## [WHAT TO PRODUCE]
Go through the records underneath and count the lines that include the string "Brianna". Give nothing but the number.

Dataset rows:
━━━━━━━━━━━━━━━━
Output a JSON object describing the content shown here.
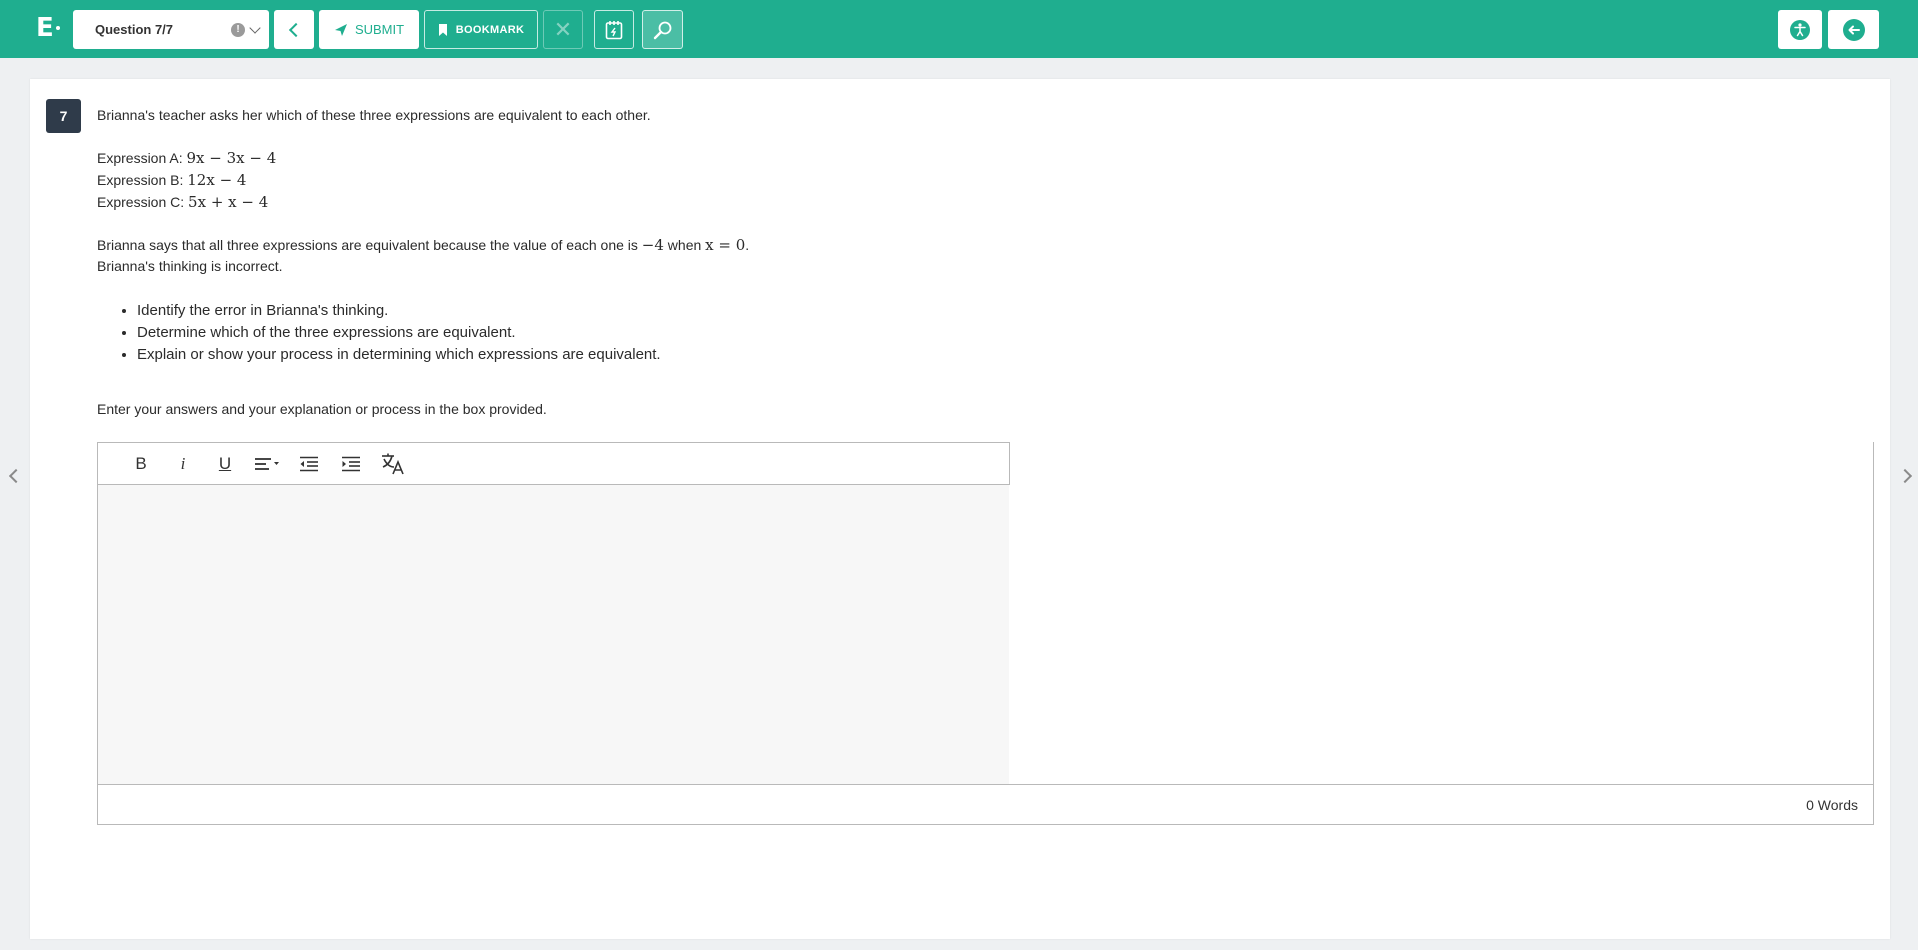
{
  "header": {
    "logo_letter": "E",
    "question_selector": "Question 7/7",
    "flag_glyph": "!",
    "submit_label": "SUBMIT",
    "bookmark_label": "BOOKMARK",
    "close_glyph": "✕"
  },
  "question": {
    "number": "7",
    "intro": "Brianna's teacher asks her which of these three expressions are equivalent to each other.",
    "expressions": [
      {
        "label": "Expression A: ",
        "math": "9x − 3x − 4"
      },
      {
        "label": "Expression B: ",
        "math": "12x − 4"
      },
      {
        "label": "Expression C:  ",
        "math": "5x + x − 4"
      }
    ],
    "claim_prefix": "Brianna says that all three expressions are equivalent because the value of each one is ",
    "claim_value": "−4",
    "claim_mid": " when ",
    "claim_condition": "x = 0",
    "claim_suffix": ".",
    "incorrect_statement": "Brianna's thinking is incorrect.",
    "tasks": [
      "Identify the error in Brianna's thinking.",
      "Determine which of the three expressions are equivalent.",
      "Explain or show your process in determining which expressions are equivalent."
    ],
    "instruction": "Enter your answers and your explanation or process in the box provided."
  },
  "editor": {
    "tools": [
      "bold-icon",
      "italic-icon",
      "underline-icon",
      "align-icon",
      "outdent-icon",
      "indent-icon",
      "translate-icon"
    ],
    "bold_glyph": "B",
    "italic_glyph": "i",
    "underline_glyph": "U",
    "word_count": "0 Words"
  },
  "colors": {
    "brand": "#1fae8f",
    "question_badge": "#2f3b4a"
  }
}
━━━━━━━━━━━━━━━━
## [OUTPUT OF THE EXERCISE]
4